_Stated problem_
Print all of the data exactly as written.

*** Material for the task ***

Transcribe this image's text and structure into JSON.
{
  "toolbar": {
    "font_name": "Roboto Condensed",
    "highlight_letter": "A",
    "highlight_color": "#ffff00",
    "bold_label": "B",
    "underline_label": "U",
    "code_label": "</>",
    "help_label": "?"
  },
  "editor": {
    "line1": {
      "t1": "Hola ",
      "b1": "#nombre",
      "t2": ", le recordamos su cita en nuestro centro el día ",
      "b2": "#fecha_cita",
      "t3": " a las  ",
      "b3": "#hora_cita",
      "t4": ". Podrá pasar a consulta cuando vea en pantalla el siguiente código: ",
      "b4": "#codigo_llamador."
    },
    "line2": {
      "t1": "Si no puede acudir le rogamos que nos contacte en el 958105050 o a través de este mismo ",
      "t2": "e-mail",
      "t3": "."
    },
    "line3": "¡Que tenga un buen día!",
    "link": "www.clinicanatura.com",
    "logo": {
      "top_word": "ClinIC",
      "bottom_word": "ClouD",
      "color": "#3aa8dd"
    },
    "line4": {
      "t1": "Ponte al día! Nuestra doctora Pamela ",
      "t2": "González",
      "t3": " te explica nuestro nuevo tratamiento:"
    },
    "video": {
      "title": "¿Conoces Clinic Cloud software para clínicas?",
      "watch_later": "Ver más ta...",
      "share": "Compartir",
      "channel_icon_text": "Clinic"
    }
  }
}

***

_Answer below_
Transcribe this image's text and structure into JSON.
{
  "toolbar": {
    "font_name": "Roboto Condensed",
    "highlight_letter": "A",
    "highlight_color": "#ffff00",
    "bold_label": "B",
    "underline_label": "U",
    "code_label": "</>",
    "help_label": "?"
  },
  "editor": {
    "line1": {
      "t1": "Hola ",
      "b1": "#nombre",
      "t2": ", le recordamos su cita en nuestro centro el día ",
      "b2": "#fecha_cita",
      "t3": " a las  ",
      "b3": "#hora_cita",
      "t4": ". Podrá pasar a consulta cuando vea en pantalla el siguiente código: ",
      "b4": "#codigo_llamador."
    },
    "line2": {
      "t1": "Si no puede acudir le rogamos que nos contacte en el 958105050 o a través de este mismo ",
      "t2": "e-mail",
      "t3": "."
    },
    "line3": "¡Que tenga un buen día!",
    "link": "www.clinicanatura.com",
    "logo": {
      "top_word": "ClinIC",
      "bottom_word": "ClouD",
      "color": "#3aa8dd"
    },
    "line4": {
      "t1": "Ponte al día! Nuestra doctora Pamela ",
      "t2": "González",
      "t3": " te explica nuestro nuevo tratamiento:"
    },
    "video": {
      "title": "¿Conoces Clinic Cloud software para clínicas?",
      "watch_later": "Ver más ta...",
      "share": "Compartir",
      "channel_icon_text": "Clinic"
    }
  }
}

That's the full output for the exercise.